*WORKING DATA:*
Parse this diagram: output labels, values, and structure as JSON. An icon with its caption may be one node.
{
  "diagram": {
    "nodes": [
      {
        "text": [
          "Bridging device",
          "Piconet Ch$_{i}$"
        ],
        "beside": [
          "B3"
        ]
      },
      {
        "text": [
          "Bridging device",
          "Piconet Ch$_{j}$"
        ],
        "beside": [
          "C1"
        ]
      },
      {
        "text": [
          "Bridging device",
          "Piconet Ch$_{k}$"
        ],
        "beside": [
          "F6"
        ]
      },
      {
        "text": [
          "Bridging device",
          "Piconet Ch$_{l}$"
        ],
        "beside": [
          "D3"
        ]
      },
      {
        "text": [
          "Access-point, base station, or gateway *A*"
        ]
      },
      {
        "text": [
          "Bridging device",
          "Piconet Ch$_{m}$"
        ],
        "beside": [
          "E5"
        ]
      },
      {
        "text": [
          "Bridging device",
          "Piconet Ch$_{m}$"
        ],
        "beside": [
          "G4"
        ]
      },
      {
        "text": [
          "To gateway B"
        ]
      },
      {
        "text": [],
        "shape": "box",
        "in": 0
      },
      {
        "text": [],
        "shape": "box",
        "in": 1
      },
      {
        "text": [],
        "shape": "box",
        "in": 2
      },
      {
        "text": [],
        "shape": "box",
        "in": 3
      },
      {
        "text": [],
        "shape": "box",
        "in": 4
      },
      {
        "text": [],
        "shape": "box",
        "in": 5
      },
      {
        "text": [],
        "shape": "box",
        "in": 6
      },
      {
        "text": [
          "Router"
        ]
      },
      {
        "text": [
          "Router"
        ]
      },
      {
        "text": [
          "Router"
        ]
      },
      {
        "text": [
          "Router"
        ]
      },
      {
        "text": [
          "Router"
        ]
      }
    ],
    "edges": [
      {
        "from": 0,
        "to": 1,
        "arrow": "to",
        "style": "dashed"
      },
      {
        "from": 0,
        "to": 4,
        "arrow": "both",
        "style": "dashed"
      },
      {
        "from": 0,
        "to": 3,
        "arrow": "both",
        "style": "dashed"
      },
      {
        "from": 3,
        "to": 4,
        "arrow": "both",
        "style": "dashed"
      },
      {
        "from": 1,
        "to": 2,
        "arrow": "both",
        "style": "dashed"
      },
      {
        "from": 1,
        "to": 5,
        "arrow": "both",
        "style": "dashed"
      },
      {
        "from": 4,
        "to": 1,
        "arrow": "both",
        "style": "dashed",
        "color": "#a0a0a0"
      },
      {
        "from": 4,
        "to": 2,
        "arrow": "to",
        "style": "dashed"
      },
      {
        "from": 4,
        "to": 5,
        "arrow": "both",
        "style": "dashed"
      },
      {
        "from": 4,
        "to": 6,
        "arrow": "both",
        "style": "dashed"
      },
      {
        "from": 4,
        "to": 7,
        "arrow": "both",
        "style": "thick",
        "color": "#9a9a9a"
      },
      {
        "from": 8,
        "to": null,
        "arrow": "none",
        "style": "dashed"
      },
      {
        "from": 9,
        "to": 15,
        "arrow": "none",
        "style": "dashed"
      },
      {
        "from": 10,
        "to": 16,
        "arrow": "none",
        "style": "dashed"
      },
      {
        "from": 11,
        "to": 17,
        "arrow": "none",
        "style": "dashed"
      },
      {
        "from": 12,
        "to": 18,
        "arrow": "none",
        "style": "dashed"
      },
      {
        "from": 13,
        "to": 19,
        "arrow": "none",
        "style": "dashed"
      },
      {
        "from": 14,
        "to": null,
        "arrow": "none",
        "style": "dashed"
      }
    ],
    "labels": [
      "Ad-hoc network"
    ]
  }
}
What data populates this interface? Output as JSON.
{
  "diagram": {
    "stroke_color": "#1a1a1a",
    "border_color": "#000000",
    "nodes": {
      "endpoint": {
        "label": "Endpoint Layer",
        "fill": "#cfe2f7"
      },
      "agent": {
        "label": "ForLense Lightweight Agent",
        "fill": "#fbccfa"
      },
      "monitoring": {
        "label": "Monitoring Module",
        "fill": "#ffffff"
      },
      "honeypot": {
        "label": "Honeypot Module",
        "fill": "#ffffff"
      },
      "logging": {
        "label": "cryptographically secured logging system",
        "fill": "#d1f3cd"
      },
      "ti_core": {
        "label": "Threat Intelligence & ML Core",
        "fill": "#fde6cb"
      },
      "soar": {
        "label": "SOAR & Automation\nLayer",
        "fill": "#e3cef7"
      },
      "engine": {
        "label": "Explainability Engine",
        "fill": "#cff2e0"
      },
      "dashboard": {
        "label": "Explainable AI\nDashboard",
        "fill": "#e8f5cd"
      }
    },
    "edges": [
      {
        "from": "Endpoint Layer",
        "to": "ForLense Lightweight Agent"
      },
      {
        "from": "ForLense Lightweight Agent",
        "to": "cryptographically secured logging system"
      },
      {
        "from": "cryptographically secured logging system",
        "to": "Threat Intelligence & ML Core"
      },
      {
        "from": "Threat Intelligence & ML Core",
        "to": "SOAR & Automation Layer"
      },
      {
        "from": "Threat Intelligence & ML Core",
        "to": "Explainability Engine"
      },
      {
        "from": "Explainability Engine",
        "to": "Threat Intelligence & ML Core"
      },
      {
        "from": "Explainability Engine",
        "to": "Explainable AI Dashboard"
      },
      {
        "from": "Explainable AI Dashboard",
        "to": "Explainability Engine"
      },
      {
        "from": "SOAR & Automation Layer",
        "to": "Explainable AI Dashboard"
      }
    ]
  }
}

*AIM:*
Look above for lines with the word "ForLense" and copy them all.

*FINISHED ANSWER:*
        "label": "ForLense Lightweight Agent",
        "to": "ForLense Lightweight Agent"
        "from": "ForLense Lightweight Agent",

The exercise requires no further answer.